Every entry should be repeated exactly. Omit the pictures.

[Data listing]
- - - - -

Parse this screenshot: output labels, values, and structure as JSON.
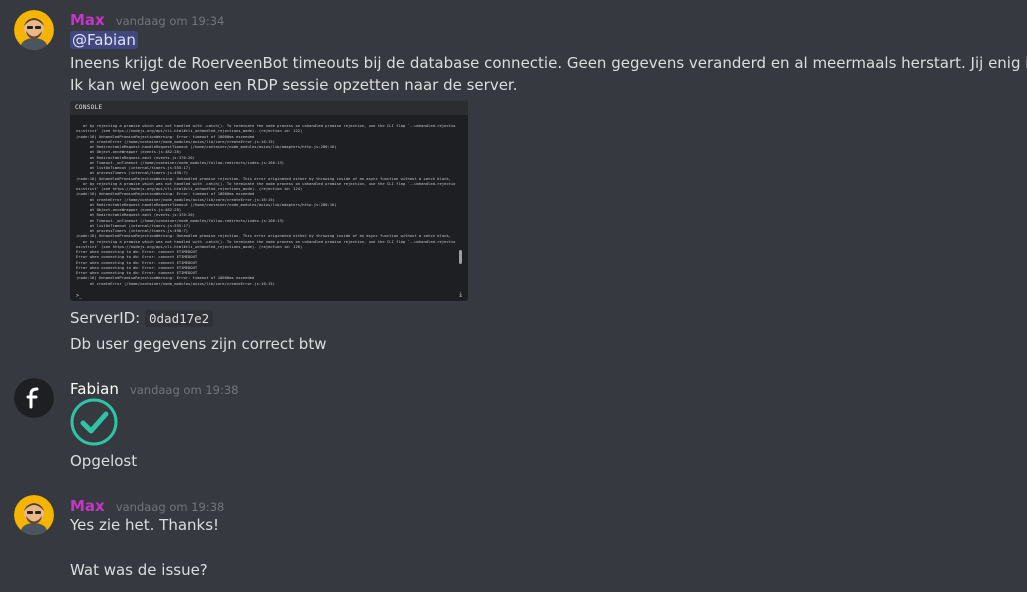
{
  "messages": [
    {
      "author": "Max",
      "timestamp": "vandaag om 19:34",
      "mention": "@Fabian",
      "text_1": "Ineens krijgt de RoerveenBot timeouts bij de database connectie. Geen gegevens veranderd en al meermaals herstart. Jij enig idee?",
      "text_2": "Ik kan wel gewoon een RDP sessie opzetten naar de server.",
      "console": {
        "title": "CONSOLE",
        "prompt": ">_",
        "lines": [
          "   or by rejecting a promise which was not handled with .catch(). To terminate the node process on unhandled promise rejection, use the CLI flag `--unhandled-rejectio",
          "ns=strict` (see https://nodejs.org/api/cli.html#cli_unhandled_rejections_mode). (rejection id: 122)",
          "(node:16) UnhandledPromiseRejectionWarning: Error: timeout of 10000ms exceeded",
          "      at createError (/home/container/node_modules/axios/lib/core/createError.js:16:15)",
          "      at RedirectableRequest.handleRequestTimeout (/home/container/node_modules/axios/lib/adapters/http.js:280:16)",
          "      at Object.onceWrapper (events.js:482:28)",
          "      at RedirectableRequest.emit (events.js:376:20)",
          "      at Timeout._onTimeout (/home/container/node_modules/follow-redirects/index.js:166:13)",
          "      at listOnTimeout (internal/timers.js:555:17)",
          "      at processTimers (internal/timers.js:498:7)",
          "(node:16) UnhandledPromiseRejectionWarning: Unhandled promise rejection. This error originated either by throwing inside of an async function without a catch block,",
          "   or by rejecting a promise which was not handled with .catch(). To terminate the node process on unhandled promise rejection, use the CLI flag `--unhandled-rejectio",
          "ns=strict` (see https://nodejs.org/api/cli.html#cli_unhandled_rejections_mode). (rejection id: 124)",
          "(node:16) UnhandledPromiseRejectionWarning: Error: timeout of 10000ms exceeded",
          "      at createError (/home/container/node_modules/axios/lib/core/createError.js:16:15)",
          "      at RedirectableRequest.handleRequestTimeout (/home/container/node_modules/axios/lib/adapters/http.js:280:16)",
          "      at Object.onceWrapper (events.js:482:28)",
          "      at RedirectableRequest.emit (events.js:376:20)",
          "      at Timeout._onTimeout (/home/container/node_modules/follow-redirects/index.js:166:13)",
          "      at listOnTimeout (internal/timers.js:555:17)",
          "      at processTimers (internal/timers.js:498:7)",
          "(node:16) UnhandledPromiseRejectionWarning: Unhandled promise rejection. This error originated either by throwing inside of an async function without a catch block,",
          "   or by rejecting a promise which was not handled with .catch(). To terminate the node process on unhandled promise rejection, use the CLI flag `--unhandled-rejectio",
          "ns=strict` (see https://nodejs.org/api/cli.html#cli_unhandled_rejections_mode). (rejection id: 126)",
          "Error when connecting to db: Error: connect ETIMEDOUT",
          "Error when connecting to db: Error: connect ETIMEDOUT",
          "Error when connecting to db: Error: connect ETIMEDOUT",
          "Error when connecting to db: Error: connect ETIMEDOUT",
          "Error when connecting to db: Error: connect ETIMEDOUT",
          "(node:16) UnhandledPromiseRejectionWarning: Error: timeout of 10000ms exceeded",
          "      at createError (/home/container/node_modules/axios/lib/core/createError.js:16:15)"
        ]
      },
      "server_label": "ServerID:",
      "server_id": "0dad17e2",
      "text_3": "Db user gegevens zijn correct btw"
    },
    {
      "author": "Fabian",
      "timestamp": "vandaag om 19:38",
      "text_1": "Opgelost"
    },
    {
      "author": "Max",
      "timestamp": "vandaag om 19:38",
      "text_1": "Yes zie het. Thanks!",
      "text_2": "Wat was de issue?"
    }
  ],
  "colors": {
    "background": "#36393f",
    "max_name": "#c734c7",
    "check_teal": "#2ec4a6"
  }
}
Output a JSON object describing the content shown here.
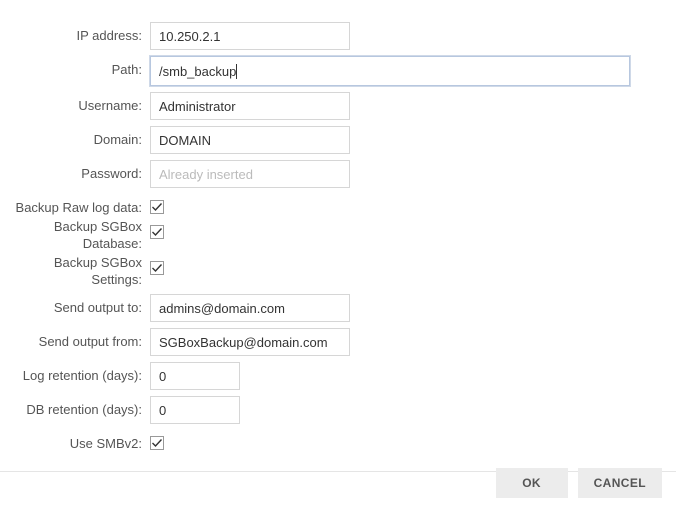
{
  "labels": {
    "ip": "IP address:",
    "path": "Path:",
    "username": "Username:",
    "domain": "Domain:",
    "password": "Password:",
    "raw": "Backup Raw log data:",
    "db1": "Backup SGBox",
    "db2": "Database:",
    "set1": "Backup SGBox",
    "set2": "Settings:",
    "sendTo": "Send output to:",
    "sendFrom": "Send output from:",
    "logRet": "Log retention (days):",
    "dbRet": "DB retention (days):",
    "smb": "Use SMBv2:"
  },
  "values": {
    "ip": "10.250.2.1",
    "path": "/smb_backup",
    "username": "Administrator",
    "domain": "DOMAIN",
    "passwordPlaceholder": "Already inserted",
    "sendTo": "admins@domain.com",
    "sendFrom": "SGBoxBackup@domain.com",
    "logRet": "0",
    "dbRet": "0"
  },
  "buttons": {
    "ok": "OK",
    "cancel": "CANCEL"
  }
}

- - - - -

- [FINAL RESULT]:
Parse this screenshot: output labels, values, and structure as JSON.
{
  "messages": [
    {
      "author": "Max",
      "timestamp": "vandaag om 19:34",
      "mention": "@Fabian",
      "text_1": "Ineens krijgt de RoerveenBot timeouts bij de database connectie. Geen gegevens veranderd en al meermaals herstart. Jij enig idee?",
      "text_2": "Ik kan wel gewoon een RDP sessie opzetten naar de server.",
      "console": {
        "title": "CONSOLE",
        "prompt": ">_",
        "lines": [
          "   or by rejecting a promise which was not handled with .catch(). To terminate the node process on unhandled promise rejection, use the CLI flag `--unhandled-rejectio",
          "ns=strict` (see https://nodejs.org/api/cli.html#cli_unhandled_rejections_mode). (rejection id: 122)",
          "(node:16) UnhandledPromiseRejectionWarning: Error: timeout of 10000ms exceeded",
          "      at createError (/home/container/node_modules/axios/lib/core/createError.js:16:15)",
          "      at RedirectableRequest.handleRequestTimeout (/home/container/node_modules/axios/lib/adapters/http.js:280:16)",
          "      at Object.onceWrapper (events.js:482:28)",
          "      at RedirectableRequest.emit (events.js:376:20)",
          "      at Timeout._onTimeout (/home/container/node_modules/follow-redirects/index.js:166:13)",
          "      at listOnTimeout (internal/timers.js:555:17)",
          "      at processTimers (internal/timers.js:498:7)",
          "(node:16) UnhandledPromiseRejectionWarning: Unhandled promise rejection. This error originated either by throwing inside of an async function without a catch block,",
          "   or by rejecting a promise which was not handled with .catch(). To terminate the node process on unhandled promise rejection, use the CLI flag `--unhandled-rejectio",
          "ns=strict` (see https://nodejs.org/api/cli.html#cli_unhandled_rejections_mode). (rejection id: 124)",
          "(node:16) UnhandledPromiseRejectionWarning: Error: timeout of 10000ms exceeded",
          "      at createError (/home/container/node_modules/axios/lib/core/createError.js:16:15)",
          "      at RedirectableRequest.handleRequestTimeout (/home/container/node_modules/axios/lib/adapters/http.js:280:16)",
          "      at Object.onceWrapper (events.js:482:28)",
          "      at RedirectableRequest.emit (events.js:376:20)",
          "      at Timeout._onTimeout (/home/container/node_modules/follow-redirects/index.js:166:13)",
          "      at listOnTimeout (internal/timers.js:555:17)",
          "      at processTimers (internal/timers.js:498:7)",
          "(node:16) UnhandledPromiseRejectionWarning: Unhandled promise rejection. This error originated either by throwing inside of an async function without a catch block,",
          "   or by rejecting a promise which was not handled with .catch(). To terminate the node process on unhandled promise rejection, use the CLI flag `--unhandled-rejectio",
          "ns=strict` (see https://nodejs.org/api/cli.html#cli_unhandled_rejections_mode). (rejection id: 126)",
          "Error when connecting to db: Error: connect ETIMEDOUT",
          "Error when connecting to db: Error: connect ETIMEDOUT",
          "Error when connecting to db: Error: connect ETIMEDOUT",
          "Error when connecting to db: Error: connect ETIMEDOUT",
          "Error when connecting to db: Error: connect ETIMEDOUT",
          "(node:16) UnhandledPromiseRejectionWarning: Error: timeout of 10000ms exceeded",
          "      at createError (/home/container/node_modules/axios/lib/core/createError.js:16:15)"
        ]
      },
      "server_label": "ServerID:",
      "server_id": "0dad17e2",
      "text_3": "Db user gegevens zijn correct btw"
    },
    {
      "author": "Fabian",
      "timestamp": "vandaag om 19:38",
      "text_1": "Opgelost"
    },
    {
      "author": "Max",
      "timestamp": "vandaag om 19:38",
      "text_1": "Yes zie het. Thanks!",
      "text_2": "Wat was de issue?"
    }
  ],
  "colors": {
    "background": "#36393f",
    "max_name": "#c734c7",
    "check_teal": "#2ec4a6"
  }
}
Output a JSON object describing the content shown here.
{
  "labels": {
    "ip": "IP address:",
    "path": "Path:",
    "username": "Username:",
    "domain": "Domain:",
    "password": "Password:",
    "raw": "Backup Raw log data:",
    "db1": "Backup SGBox",
    "db2": "Database:",
    "set1": "Backup SGBox",
    "set2": "Settings:",
    "sendTo": "Send output to:",
    "sendFrom": "Send output from:",
    "logRet": "Log retention (days):",
    "dbRet": "DB retention (days):",
    "smb": "Use SMBv2:"
  },
  "values": {
    "ip": "10.250.2.1",
    "path": "/smb_backup",
    "username": "Administrator",
    "domain": "DOMAIN",
    "passwordPlaceholder": "Already inserted",
    "sendTo": "admins@domain.com",
    "sendFrom": "SGBoxBackup@domain.com",
    "logRet": "0",
    "dbRet": "0"
  },
  "buttons": {
    "ok": "OK",
    "cancel": "CANCEL"
  }
}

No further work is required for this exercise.